Records supplied

— begin —

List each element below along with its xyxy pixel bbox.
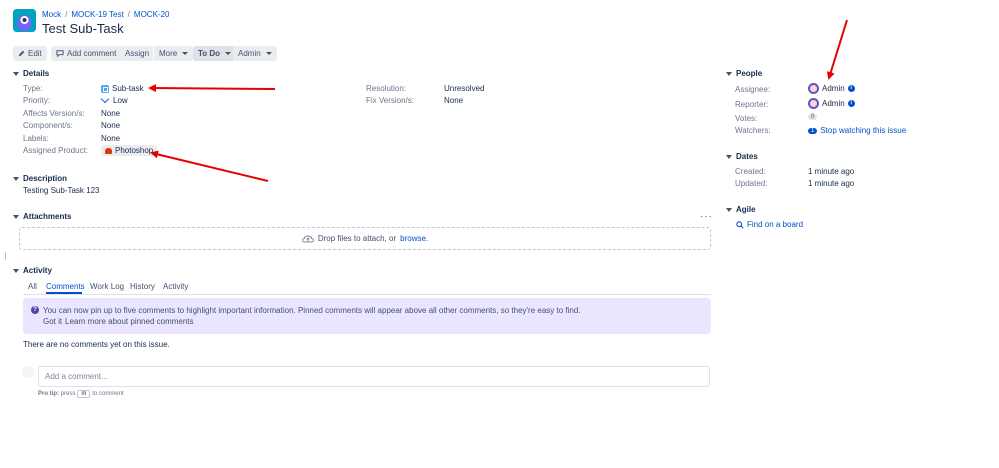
annotation-overlay [148, 19, 848, 182]
annotation-arrow-type [148, 84, 276, 93]
annotation-arrow-assignee [826, 19, 848, 80]
annotation-arrow-product [150, 150, 269, 182]
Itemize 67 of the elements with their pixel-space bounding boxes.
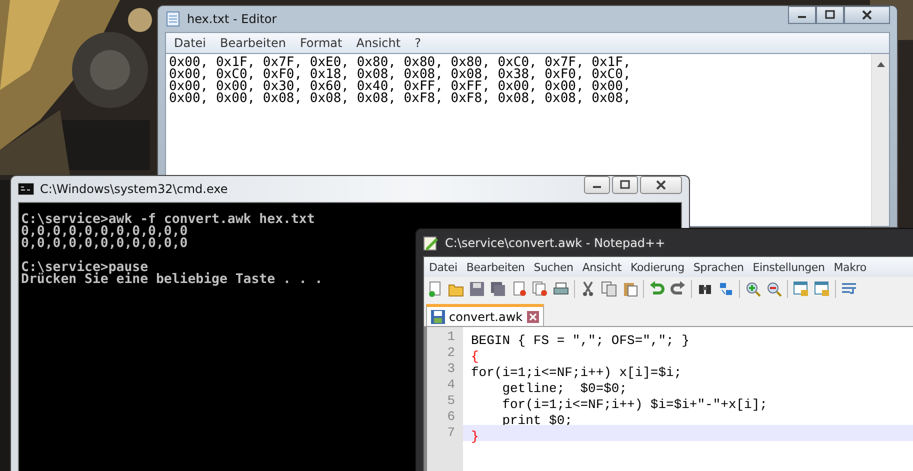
close-file-icon[interactable] [511, 281, 527, 297]
close-icon [655, 180, 667, 190]
replace-icon[interactable] [718, 281, 734, 297]
minimize-button[interactable] [584, 176, 610, 194]
save-icon[interactable] [469, 281, 485, 297]
minimize-button[interactable] [788, 6, 816, 24]
zoom-in-icon[interactable] [745, 281, 761, 297]
redo-icon[interactable] [670, 281, 686, 297]
notepad-icon [165, 11, 181, 27]
window-title: hex.txt - Editor [187, 12, 277, 26]
menu-item[interactable]: Suchen [528, 260, 578, 274]
window-lock-icon[interactable] [793, 281, 809, 297]
menu-item[interactable]: Bearbeiten [461, 260, 529, 274]
maximize-icon [619, 180, 631, 190]
menu-item[interactable]: Kodierung [626, 260, 688, 274]
close-button[interactable] [640, 176, 682, 194]
console-line: C:\service>awk -f convert.awk hex.txt [21, 214, 315, 226]
text-line: 0x00, 0xC0, 0xF0, 0x18, 0x08, 0x08, 0x08, 0x38, 0xF0, 0xC0, [169, 69, 632, 81]
menu-item[interactable]: Ansicht [577, 260, 626, 274]
window-title: C:\service\convert.awk - Notepad++ [445, 236, 666, 250]
code-line: BEGIN { FS = ","; OFS=","; } [471, 333, 690, 348]
menu-item[interactable]: Sprachen [688, 260, 748, 274]
code-line: getline; $0=$0; [501, 381, 628, 396]
text-line: 0x00, 0x1F, 0x7F, 0xE0, 0x80, 0x80, 0x80, 0xC0, 0x7F, 0x1F, [169, 57, 632, 69]
menu-item[interactable]: Ansicht [348, 36, 407, 50]
window-title: C:\Windows\system32\cmd.exe [40, 182, 228, 196]
file-tab[interactable]: convert.awk [426, 304, 544, 326]
wrap-icon[interactable] [841, 281, 857, 297]
menu-item[interactable]: Datei [424, 260, 462, 274]
code-line: { [471, 349, 479, 364]
menu-item[interactable]: Einstellungen [748, 260, 829, 274]
undo-icon[interactable] [649, 281, 665, 297]
text-line: 0x00, 0x00, 0x30, 0x60, 0x40, 0xFF, 0xFF, 0x00, 0x00, 0x00, [169, 81, 632, 93]
maximize-button[interactable] [816, 6, 844, 24]
console-icon [18, 183, 34, 195]
code-line: for(i=1;i<=NF;i++) $i=$i+"-"+x[i]; [501, 397, 768, 412]
maximize-icon [824, 10, 836, 20]
close-icon [861, 10, 873, 20]
print-icon[interactable] [553, 281, 569, 297]
cut-icon[interactable] [580, 281, 596, 297]
close-all-icon[interactable] [532, 281, 548, 297]
code-line: print $0; [501, 413, 572, 428]
menu-item[interactable]: Bearbeiten [212, 36, 292, 50]
notepad-icon [423, 234, 439, 250]
close-icon[interactable] [526, 310, 539, 322]
zoom-out-icon[interactable] [766, 281, 782, 297]
scroll-up-icon [876, 62, 884, 67]
copy-icon[interactable] [601, 281, 617, 297]
console-line: C:\service>pause [21, 262, 148, 274]
save-all-icon[interactable] [490, 281, 506, 297]
close-button[interactable] [844, 6, 890, 24]
menu-item[interactable]: Datei [166, 36, 212, 50]
menu-item[interactable]: Format [292, 36, 348, 50]
code-line: for(i=1;i<=NF;i++) x[i]=$i; [471, 365, 682, 380]
code-line: } [471, 429, 479, 444]
maximize-button[interactable] [612, 176, 638, 194]
text-line: 0x00, 0x00, 0x08, 0x08, 0x08, 0xF8, 0xF8, 0x08, 0x08, 0x08, [169, 93, 632, 105]
save-icon [431, 310, 445, 324]
paste-icon[interactable] [622, 281, 638, 297]
new-file-icon[interactable] [427, 281, 443, 297]
console-line: 0,0,0,0,0,0,0,0,0,0,0 [21, 238, 188, 250]
menu-item[interactable]: Makro [828, 260, 870, 274]
console-line: Drücken Sie eine beliebige Taste . . . [21, 274, 323, 286]
menu-item[interactable]: ? [406, 36, 427, 50]
scrollbar[interactable] [871, 54, 889, 226]
console-line: 0,0,0,0,0,0,0,0,0,0,0 [21, 226, 188, 238]
window-lock-icon[interactable] [814, 281, 830, 297]
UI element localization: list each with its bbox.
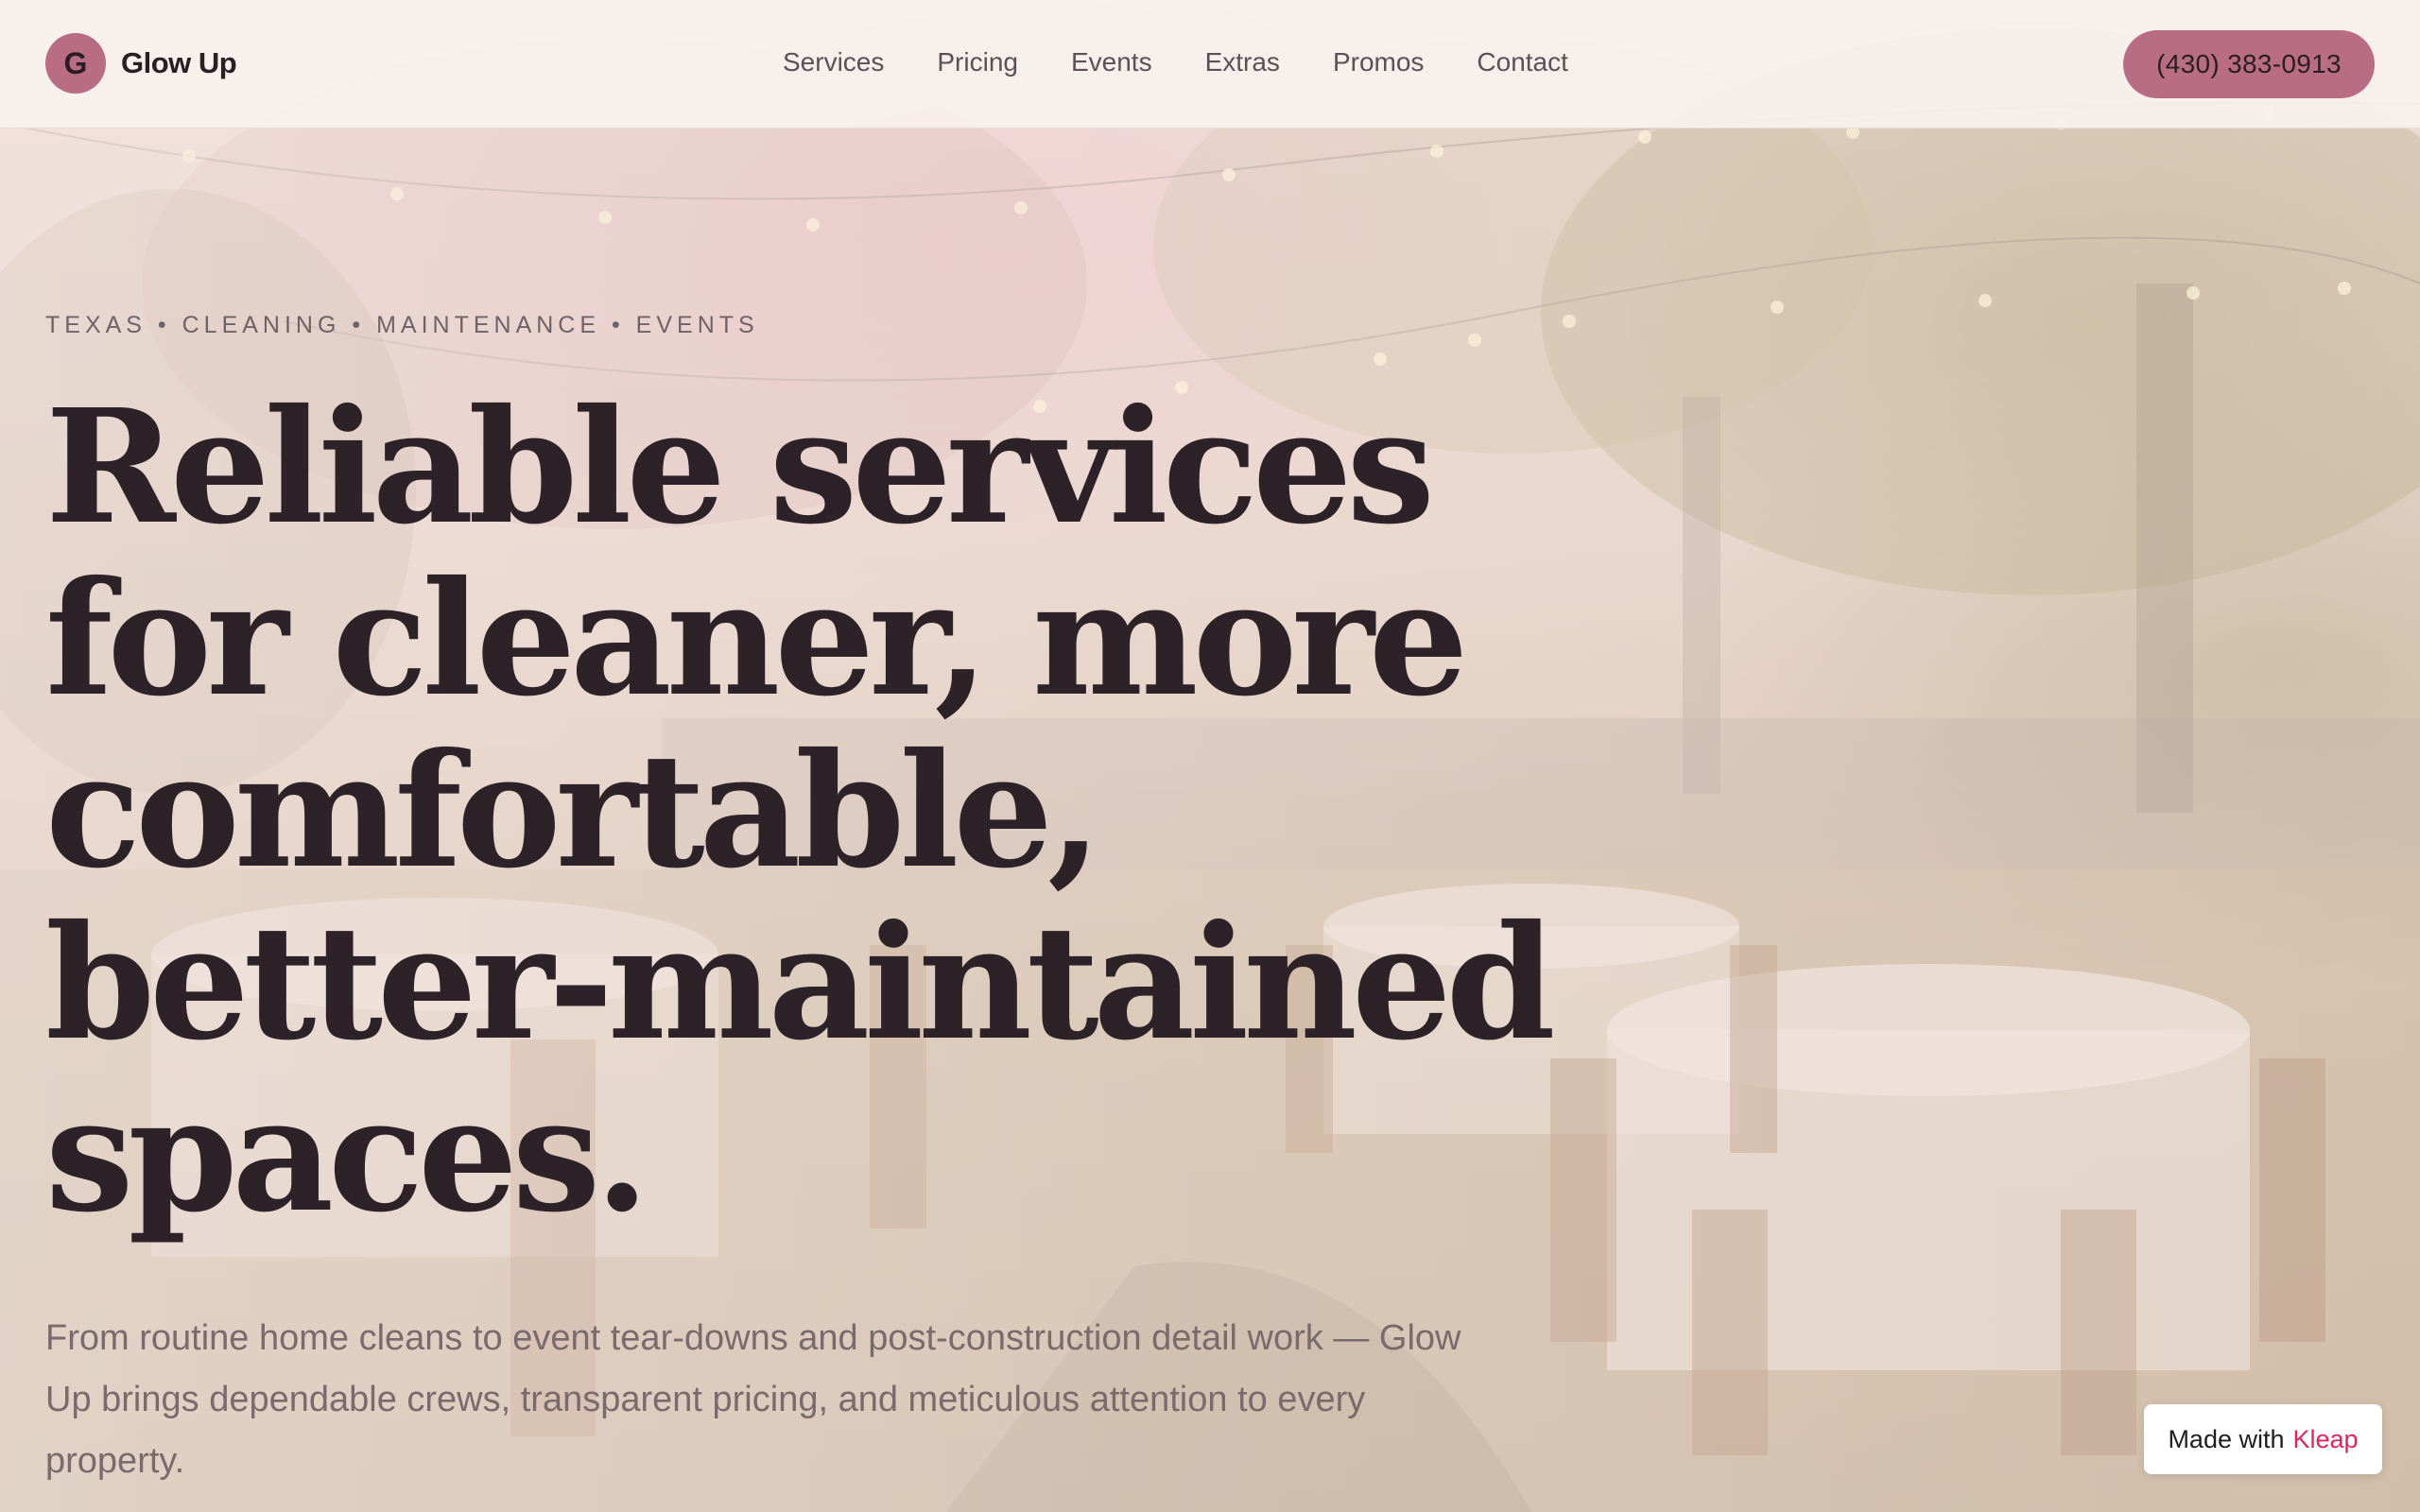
headline-line: for cleaner, more [45,547,1468,731]
nav-item-services[interactable]: Services [783,43,884,81]
nav-item-promos[interactable]: Promos [1333,43,1424,81]
brand-name: Glow Up [121,46,237,79]
hero-description: From routine home cleans to event tear-d… [45,1318,1461,1481]
badge-prefix: Made with [2168,1424,2285,1453]
made-with-kleap-badge[interactable]: Made with Kleap [2144,1404,2382,1474]
phone-call-button[interactable]: (430) 383-0913 [2123,30,2375,98]
nav-item-contact[interactable]: Contact [1477,43,1568,81]
brand-mark: G [45,33,106,94]
nav-item-extras[interactable]: Extras [1205,43,1280,81]
badge-brand: Kleap [2292,1424,2359,1453]
hero-headline: Reliable services for cleaner, more comf… [45,382,1766,1242]
headline-line: spaces. [45,1063,649,1247]
nav-item-pricing[interactable]: Pricing [937,43,1018,81]
brand-logo-link[interactable]: G Glow Up [45,33,237,94]
hero-eyebrow: TEXAS • CLEANING • MAINTENANCE • EVENTS [45,312,759,338]
main-nav: Services Pricing Events Extras Promos Co… [783,43,1568,81]
headline-line: comfortable, [45,719,1102,903]
headline-line: better-maintained [45,891,1556,1075]
headline-line: Reliable services [45,375,1435,559]
nav-item-events[interactable]: Events [1071,43,1152,81]
site-header: G Glow Up Services Pricing Events Extras… [0,0,2420,129]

— end —

What you are asked to do
Reproduce the listing above line for line, without changing anything, and omit the pictures.

Task output
List each element below along with its xyxy pixel bbox.
annotation-overlay [148, 19, 848, 182]
annotation-arrow-type [148, 84, 276, 93]
annotation-arrow-assignee [826, 19, 848, 80]
annotation-arrow-product [150, 150, 269, 182]
Itemize 67 of the elements with their pixel-space bounding boxes.
close-file-icon[interactable] [511, 281, 527, 297]
close-icon [655, 180, 667, 190]
replace-icon[interactable] [718, 281, 734, 297]
minimize-button[interactable] [584, 176, 610, 194]
save-icon[interactable] [469, 281, 485, 297]
minimize-button[interactable] [788, 6, 816, 24]
zoom-in-icon[interactable] [745, 281, 761, 297]
redo-icon[interactable] [670, 281, 686, 297]
notepad-icon [165, 11, 181, 27]
window-title: hex.txt - Editor [187, 12, 277, 26]
menu-item[interactable]: Suchen [528, 260, 578, 274]
window-lock-icon[interactable] [793, 281, 809, 297]
menu-item[interactable]: Bearbeiten [461, 260, 529, 274]
maximize-icon [619, 180, 631, 190]
menu-item[interactable]: Kodierung [626, 260, 688, 274]
close-button[interactable] [640, 176, 682, 194]
console-line: C:\service>awk -f convert.awk hex.txt [21, 214, 315, 226]
text-line: 0x00, 0xC0, 0xF0, 0x18, 0x08, 0x08, 0x08, 0x38, 0xF0, 0xC0, [169, 69, 632, 81]
menu-item[interactable]: Ansicht [577, 260, 626, 274]
window-title: C:\service\convert.awk - Notepad++ [445, 236, 666, 250]
code-line: BEGIN { FS = ","; OFS=","; } [471, 333, 690, 348]
menu-item[interactable]: Sprachen [688, 260, 748, 274]
code-line: getline; $0=$0; [501, 381, 628, 396]
text-line: 0x00, 0x1F, 0x7F, 0xE0, 0x80, 0x80, 0x80, 0xC0, 0x7F, 0x1F, [169, 57, 632, 69]
menu-item[interactable]: Ansicht [348, 36, 407, 50]
window-title: C:\Windows\system32\cmd.exe [40, 182, 228, 196]
file-tab[interactable]: convert.awk [426, 304, 544, 326]
wrap-icon[interactable] [841, 281, 857, 297]
menu-item[interactable]: Datei [424, 260, 462, 274]
code-line: { [471, 349, 479, 364]
menu-item[interactable]: Einstellungen [748, 260, 829, 274]
undo-icon[interactable] [649, 281, 665, 297]
text-line: 0x00, 0x00, 0x30, 0x60, 0x40, 0xFF, 0xFF, 0x00, 0x00, 0x00, [169, 81, 632, 93]
maximize-button[interactable] [816, 6, 844, 24]
console-icon [18, 183, 34, 195]
code-line: for(i=1;i<=NF;i++) $i=$i+"-"+x[i]; [501, 397, 768, 412]
maximize-icon [824, 10, 836, 20]
close-icon [861, 10, 873, 20]
print-icon[interactable] [553, 281, 569, 297]
cut-icon[interactable] [580, 281, 596, 297]
close-all-icon[interactable] [532, 281, 548, 297]
code-line: print $0; [501, 413, 572, 428]
menu-item[interactable]: Bearbeiten [212, 36, 292, 50]
notepad-icon [423, 234, 439, 250]
close-icon[interactable] [526, 310, 539, 322]
zoom-out-icon[interactable] [766, 281, 782, 297]
scroll-up-icon [876, 62, 884, 67]
copy-icon[interactable] [601, 281, 617, 297]
console-line: C:\service>pause [21, 262, 148, 274]
save-all-icon[interactable] [490, 281, 506, 297]
close-button[interactable] [844, 6, 890, 24]
menu-item[interactable]: Datei [166, 36, 212, 50]
menu-item[interactable]: Format [292, 36, 348, 50]
code-line: for(i=1;i<=NF;i++) x[i]=$i; [471, 365, 682, 380]
code-line: } [471, 429, 479, 444]
maximize-button[interactable] [612, 176, 638, 194]
text-line: 0x00, 0x00, 0x08, 0x08, 0x08, 0xF8, 0xF8, 0x08, 0x08, 0x08, [169, 93, 632, 105]
save-icon [431, 310, 445, 324]
paste-icon[interactable] [622, 281, 638, 297]
new-file-icon[interactable] [427, 281, 443, 297]
console-line: 0,0,0,0,0,0,0,0,0,0,0 [21, 238, 188, 250]
menu-item[interactable]: Makro [828, 260, 870, 274]
console-line: Drücken Sie eine beliebige Taste . . . [21, 274, 323, 286]
menu-item[interactable]: ? [406, 36, 427, 50]
scrollbar[interactable] [871, 54, 889, 226]
console-line: 0,0,0,0,0,0,0,0,0,0,0 [21, 226, 188, 238]
window-lock-icon[interactable] [814, 281, 830, 297]
UI element localization: list each with its bbox.
headline-line: for cleaner, more [45,547,1468,731]
nav-item-services[interactable]: Services [783,43,884,81]
nav-item-promos[interactable]: Promos [1333,43,1424,81]
brand-name: Glow Up [121,46,237,79]
hero-description: From routine home cleans to event tear-d… [45,1318,1461,1481]
badge-prefix: Made with [2168,1424,2285,1453]
made-with-kleap-badge[interactable]: Made with Kleap [2144,1404,2382,1474]
phone-call-button[interactable]: (430) 383-0913 [2123,30,2375,98]
nav-item-contact[interactable]: Contact [1477,43,1568,81]
brand-mark: G [45,33,106,94]
nav-item-extras[interactable]: Extras [1205,43,1280,81]
badge-brand: Kleap [2292,1424,2359,1453]
hero-headline: Reliable services for cleaner, more comf… [45,382,1766,1242]
headline-line: spaces. [45,1063,649,1247]
nav-item-pricing[interactable]: Pricing [937,43,1018,81]
brand-logo-link[interactable]: G Glow Up [45,33,237,94]
hero-eyebrow: TEXAS • CLEANING • MAINTENANCE • EVENTS [45,312,759,338]
main-nav: Services Pricing Events Extras Promos Co… [783,43,1568,81]
headline-line: comfortable, [45,719,1102,903]
headline-line: better-maintained [45,891,1556,1075]
headline-line: Reliable services [45,375,1435,559]
nav-item-events[interactable]: Events [1071,43,1152,81]
site-header: G Glow Up Services Pricing Events Extras… [0,0,2420,129]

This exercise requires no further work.